Problem set:
1. Answer these questions from the summary judgment ruling:
(a) What date does the ruling bear?
(b) In what year did Plaintiff begin working for Defendant?
(c) Which aircraft was Plaintiff assigned to assemble?
2. Reproduce word for word the stretch of the summary judgment ruling from "December 23, 2013" through "in its entirety.".
[Selected excerpt Boundary: Start]
United States District Court, Ninth Circuit

December 23, 2013

William Stewart, Plaintiff,
The Boeing Company and Does 1-50, Defendants.


RONALD S.W. LEW, Senior District Judge.

Currently before the Court is Defendant The Boeing Company's ("Defendant") Motion for Summary Judgment, or Alternatively, Partial Summary Judgment [43]. The Court, having reviewed all papers submitted pertaining to this Motion, NOW FINDS AND RULES AS FOLLOWS: The Court GRANTS Defendant's Motion for Summary Judgment in its entirety.


Plaintiff William Stewart ("Plaintiff") was employed with Defendant beginning in 1985. Miller Decl. ¶ 5. At the time of his absence and termination, Plaintiff was assigned to the assembly of the C-17 military transport aircraft at Defendant's facility in Long Beach, California. Def.'s Statement of Uncontroverted Facts and Conclusions of Law ("SUF") # 1. He was a member of the United Aerospace Workers (UAW) Union, Local 148 ("Union"), and his employment was subject to the terms of a collective bargaining agreement ("CBA"). SUF # 2.
[Selected excerpt Boundary: End]
[Records supplied Boundary: Start]
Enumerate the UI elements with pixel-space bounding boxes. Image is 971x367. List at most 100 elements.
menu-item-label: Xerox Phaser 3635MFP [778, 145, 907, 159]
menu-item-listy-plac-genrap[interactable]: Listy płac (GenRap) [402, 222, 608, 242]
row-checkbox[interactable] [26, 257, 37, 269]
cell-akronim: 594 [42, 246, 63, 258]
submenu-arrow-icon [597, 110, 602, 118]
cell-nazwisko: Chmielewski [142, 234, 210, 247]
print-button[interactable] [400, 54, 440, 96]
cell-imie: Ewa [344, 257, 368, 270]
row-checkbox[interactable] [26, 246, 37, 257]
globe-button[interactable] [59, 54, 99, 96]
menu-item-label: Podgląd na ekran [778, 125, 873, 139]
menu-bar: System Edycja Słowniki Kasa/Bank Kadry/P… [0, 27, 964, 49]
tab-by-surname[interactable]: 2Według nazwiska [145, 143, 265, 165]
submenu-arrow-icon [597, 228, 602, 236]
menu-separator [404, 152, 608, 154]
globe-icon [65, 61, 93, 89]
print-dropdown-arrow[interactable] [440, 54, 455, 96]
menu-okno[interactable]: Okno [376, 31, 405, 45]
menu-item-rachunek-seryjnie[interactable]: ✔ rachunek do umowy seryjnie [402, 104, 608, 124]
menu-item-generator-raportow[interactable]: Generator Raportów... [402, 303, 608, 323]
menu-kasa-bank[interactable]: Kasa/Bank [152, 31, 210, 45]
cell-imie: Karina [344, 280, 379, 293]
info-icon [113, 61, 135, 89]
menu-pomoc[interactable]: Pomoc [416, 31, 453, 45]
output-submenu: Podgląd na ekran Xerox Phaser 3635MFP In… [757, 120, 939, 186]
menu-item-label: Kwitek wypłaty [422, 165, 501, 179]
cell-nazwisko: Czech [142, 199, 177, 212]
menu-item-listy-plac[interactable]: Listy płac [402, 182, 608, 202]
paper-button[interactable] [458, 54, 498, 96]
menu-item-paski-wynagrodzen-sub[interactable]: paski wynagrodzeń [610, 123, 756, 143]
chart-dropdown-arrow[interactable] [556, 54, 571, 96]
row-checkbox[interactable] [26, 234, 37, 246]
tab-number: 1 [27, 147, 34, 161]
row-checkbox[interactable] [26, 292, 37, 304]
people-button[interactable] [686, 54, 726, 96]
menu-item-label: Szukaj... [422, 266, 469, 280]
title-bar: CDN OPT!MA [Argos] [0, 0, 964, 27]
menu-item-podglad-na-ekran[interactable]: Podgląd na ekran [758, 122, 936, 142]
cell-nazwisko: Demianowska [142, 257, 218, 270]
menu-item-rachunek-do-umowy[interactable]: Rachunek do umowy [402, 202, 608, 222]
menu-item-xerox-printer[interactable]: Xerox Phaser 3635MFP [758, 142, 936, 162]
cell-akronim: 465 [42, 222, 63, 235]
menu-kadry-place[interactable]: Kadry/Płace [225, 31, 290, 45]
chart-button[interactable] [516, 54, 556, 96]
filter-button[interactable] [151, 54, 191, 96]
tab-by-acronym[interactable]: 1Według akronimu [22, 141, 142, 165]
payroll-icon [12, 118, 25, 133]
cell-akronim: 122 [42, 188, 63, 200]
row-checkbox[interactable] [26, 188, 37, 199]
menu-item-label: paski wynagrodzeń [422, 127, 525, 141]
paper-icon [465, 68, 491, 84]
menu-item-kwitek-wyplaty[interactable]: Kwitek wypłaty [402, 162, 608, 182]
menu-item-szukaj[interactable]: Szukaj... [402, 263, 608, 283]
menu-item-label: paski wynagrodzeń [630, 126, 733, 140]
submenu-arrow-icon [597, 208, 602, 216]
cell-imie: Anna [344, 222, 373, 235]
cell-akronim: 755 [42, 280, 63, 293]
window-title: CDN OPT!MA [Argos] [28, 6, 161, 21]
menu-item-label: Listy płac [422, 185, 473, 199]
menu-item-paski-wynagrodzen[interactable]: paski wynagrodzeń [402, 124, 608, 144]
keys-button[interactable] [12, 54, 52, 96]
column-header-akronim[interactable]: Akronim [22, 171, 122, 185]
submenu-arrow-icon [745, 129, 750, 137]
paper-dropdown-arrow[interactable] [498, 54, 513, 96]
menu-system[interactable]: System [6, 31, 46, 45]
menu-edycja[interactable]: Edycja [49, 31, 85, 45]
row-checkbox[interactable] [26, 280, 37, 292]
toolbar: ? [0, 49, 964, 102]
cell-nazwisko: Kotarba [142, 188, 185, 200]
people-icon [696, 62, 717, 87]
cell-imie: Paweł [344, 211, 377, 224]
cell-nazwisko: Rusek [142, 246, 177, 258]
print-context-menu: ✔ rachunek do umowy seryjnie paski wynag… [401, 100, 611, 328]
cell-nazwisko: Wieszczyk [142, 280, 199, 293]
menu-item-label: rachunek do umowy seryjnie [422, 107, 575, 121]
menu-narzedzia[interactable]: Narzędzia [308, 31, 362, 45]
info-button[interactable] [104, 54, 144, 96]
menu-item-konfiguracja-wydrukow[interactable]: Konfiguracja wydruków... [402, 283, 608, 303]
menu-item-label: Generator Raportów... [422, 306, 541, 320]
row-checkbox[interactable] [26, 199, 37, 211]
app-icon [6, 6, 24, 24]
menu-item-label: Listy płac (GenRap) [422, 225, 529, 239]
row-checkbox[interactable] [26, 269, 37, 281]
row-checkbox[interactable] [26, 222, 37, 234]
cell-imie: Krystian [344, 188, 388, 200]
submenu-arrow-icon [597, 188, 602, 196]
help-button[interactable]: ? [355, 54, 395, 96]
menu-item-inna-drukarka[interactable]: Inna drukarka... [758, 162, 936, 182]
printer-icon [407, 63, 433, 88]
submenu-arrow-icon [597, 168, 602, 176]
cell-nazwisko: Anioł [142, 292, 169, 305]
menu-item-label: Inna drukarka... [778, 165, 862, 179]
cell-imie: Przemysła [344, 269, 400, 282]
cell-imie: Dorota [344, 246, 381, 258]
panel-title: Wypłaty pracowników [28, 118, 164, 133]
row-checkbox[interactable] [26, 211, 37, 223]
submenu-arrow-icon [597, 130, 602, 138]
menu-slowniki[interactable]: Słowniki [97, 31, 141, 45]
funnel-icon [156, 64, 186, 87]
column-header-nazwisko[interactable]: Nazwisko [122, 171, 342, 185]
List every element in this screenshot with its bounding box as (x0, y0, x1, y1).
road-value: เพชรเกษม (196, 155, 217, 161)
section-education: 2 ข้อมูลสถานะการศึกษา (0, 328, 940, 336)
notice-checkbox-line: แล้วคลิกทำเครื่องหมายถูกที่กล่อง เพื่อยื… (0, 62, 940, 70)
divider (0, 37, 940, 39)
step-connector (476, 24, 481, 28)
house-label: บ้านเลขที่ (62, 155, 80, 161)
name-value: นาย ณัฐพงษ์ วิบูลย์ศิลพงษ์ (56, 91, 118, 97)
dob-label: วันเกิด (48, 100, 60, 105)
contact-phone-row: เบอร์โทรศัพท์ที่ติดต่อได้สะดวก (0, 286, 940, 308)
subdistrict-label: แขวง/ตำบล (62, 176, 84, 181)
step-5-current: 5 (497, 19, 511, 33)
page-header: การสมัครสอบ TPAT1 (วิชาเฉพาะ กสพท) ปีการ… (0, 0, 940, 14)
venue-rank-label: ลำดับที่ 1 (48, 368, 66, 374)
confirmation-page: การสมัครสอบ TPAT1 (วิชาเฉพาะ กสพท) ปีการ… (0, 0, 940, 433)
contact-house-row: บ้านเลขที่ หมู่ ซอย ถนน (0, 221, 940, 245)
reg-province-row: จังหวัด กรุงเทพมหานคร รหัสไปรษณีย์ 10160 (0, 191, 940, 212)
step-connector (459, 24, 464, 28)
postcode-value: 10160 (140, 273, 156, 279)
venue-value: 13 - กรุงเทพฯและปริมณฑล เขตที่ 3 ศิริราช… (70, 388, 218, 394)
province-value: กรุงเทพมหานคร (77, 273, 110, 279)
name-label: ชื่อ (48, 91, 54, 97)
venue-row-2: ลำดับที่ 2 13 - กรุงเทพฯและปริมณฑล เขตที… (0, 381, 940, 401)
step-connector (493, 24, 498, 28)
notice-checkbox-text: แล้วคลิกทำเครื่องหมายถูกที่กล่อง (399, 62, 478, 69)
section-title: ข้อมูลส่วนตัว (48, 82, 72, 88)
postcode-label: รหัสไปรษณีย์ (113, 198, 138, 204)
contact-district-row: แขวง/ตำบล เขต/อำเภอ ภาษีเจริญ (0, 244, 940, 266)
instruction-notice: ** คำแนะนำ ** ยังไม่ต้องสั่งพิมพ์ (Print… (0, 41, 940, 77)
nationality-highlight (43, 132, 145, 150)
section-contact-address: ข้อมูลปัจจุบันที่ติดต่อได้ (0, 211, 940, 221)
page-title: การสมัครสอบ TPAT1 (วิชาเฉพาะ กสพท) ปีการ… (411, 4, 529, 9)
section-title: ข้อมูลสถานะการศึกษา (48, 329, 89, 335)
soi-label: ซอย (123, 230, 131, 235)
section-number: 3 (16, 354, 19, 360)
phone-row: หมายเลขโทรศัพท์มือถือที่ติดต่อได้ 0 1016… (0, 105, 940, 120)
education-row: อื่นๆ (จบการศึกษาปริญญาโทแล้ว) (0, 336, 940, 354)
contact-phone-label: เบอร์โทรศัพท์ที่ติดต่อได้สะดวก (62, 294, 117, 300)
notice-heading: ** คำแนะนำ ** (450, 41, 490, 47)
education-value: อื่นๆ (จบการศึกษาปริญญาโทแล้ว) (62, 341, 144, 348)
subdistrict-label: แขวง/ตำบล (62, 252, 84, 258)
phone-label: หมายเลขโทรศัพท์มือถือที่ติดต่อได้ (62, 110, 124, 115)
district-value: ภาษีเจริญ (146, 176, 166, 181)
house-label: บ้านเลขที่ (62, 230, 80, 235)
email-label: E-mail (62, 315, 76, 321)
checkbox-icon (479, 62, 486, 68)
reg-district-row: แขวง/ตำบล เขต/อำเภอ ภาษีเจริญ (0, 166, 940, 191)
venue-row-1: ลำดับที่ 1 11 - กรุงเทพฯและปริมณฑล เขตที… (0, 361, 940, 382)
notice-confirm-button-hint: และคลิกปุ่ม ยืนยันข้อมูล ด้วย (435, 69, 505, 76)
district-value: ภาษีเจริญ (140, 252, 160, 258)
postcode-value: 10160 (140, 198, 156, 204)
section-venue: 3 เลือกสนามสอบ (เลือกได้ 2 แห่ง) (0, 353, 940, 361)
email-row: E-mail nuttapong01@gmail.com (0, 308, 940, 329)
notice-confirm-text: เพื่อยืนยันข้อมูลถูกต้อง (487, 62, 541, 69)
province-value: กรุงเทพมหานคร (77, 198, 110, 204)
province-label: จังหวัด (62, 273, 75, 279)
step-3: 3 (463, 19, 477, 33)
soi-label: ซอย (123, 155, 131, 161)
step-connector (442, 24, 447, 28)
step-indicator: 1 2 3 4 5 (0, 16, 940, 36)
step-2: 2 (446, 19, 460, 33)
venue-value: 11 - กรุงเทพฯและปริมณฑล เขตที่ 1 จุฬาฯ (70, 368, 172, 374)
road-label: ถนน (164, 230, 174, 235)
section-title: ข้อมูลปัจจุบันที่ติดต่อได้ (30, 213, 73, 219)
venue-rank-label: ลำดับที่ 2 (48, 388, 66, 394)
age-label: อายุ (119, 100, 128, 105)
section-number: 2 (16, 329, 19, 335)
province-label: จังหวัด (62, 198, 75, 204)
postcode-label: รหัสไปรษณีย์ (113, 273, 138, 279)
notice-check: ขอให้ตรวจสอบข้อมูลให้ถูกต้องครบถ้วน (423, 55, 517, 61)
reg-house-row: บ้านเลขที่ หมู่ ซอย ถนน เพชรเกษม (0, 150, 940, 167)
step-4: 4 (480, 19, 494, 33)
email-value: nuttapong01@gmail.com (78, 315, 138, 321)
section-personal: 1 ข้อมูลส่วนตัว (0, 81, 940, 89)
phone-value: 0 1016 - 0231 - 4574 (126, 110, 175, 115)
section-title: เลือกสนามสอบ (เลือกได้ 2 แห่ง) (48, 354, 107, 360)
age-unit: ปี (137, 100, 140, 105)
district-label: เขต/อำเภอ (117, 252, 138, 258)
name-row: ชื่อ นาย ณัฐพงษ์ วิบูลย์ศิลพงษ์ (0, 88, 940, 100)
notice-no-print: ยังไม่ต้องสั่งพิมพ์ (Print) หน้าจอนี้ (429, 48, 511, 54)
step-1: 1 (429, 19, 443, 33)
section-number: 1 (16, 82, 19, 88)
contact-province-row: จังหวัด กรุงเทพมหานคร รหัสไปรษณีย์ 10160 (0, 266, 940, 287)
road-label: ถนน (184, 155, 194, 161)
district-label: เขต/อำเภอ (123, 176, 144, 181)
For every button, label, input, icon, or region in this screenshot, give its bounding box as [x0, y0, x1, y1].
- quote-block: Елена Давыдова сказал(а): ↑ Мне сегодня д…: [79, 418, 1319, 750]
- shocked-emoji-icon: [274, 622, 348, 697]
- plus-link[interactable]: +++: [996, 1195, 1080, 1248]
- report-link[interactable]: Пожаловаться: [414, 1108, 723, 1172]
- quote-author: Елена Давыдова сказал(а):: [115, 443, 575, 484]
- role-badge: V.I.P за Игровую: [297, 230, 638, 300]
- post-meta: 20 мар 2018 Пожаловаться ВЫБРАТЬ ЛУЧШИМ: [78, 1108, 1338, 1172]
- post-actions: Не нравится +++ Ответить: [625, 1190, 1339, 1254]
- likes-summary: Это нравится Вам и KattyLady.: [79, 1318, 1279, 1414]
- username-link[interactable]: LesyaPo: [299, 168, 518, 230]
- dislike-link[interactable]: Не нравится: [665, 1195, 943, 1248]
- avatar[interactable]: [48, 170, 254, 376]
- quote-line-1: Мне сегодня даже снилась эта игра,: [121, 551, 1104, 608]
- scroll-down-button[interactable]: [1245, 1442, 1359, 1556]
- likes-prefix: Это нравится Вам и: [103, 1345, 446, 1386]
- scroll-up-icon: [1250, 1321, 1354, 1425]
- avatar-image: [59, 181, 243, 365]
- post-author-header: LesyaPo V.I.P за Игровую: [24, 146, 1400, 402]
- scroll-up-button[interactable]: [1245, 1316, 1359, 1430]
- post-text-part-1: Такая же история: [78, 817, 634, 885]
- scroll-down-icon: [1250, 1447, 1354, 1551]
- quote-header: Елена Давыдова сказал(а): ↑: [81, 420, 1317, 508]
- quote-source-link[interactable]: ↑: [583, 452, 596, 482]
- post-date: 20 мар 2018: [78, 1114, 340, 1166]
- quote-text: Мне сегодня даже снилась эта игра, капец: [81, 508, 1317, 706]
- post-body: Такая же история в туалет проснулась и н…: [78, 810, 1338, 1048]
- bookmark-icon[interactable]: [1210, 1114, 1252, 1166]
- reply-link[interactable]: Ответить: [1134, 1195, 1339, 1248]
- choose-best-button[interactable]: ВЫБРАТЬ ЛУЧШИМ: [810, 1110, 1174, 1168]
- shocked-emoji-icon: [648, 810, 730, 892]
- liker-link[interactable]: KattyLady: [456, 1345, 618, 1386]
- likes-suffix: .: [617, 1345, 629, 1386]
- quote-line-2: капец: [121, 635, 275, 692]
[Records supplied Boundary: End]
Responses per task:
1.
(a) December 23, 2013
(b) 1985
(c) The C-17 military transport aircraft

2.
December 23, 2013

William Stewart, Plaintiff,
The Boeing Company and Does 1-50, Defendants.


RONALD S.W. LEW, Senior District Judge.

Currently before the Court is Defendant The Boeing Company's ("Defendant") Motion for Summary Judgment, or Alternatively, Partial Summary Judgment [43]. The Court, having reviewed all papers submitted pertaining to this Motion, NOW FINDS AND RULES AS FOLLOWS: The Court GRANTS Defendant's Motion for Summary Judgment in its entirety.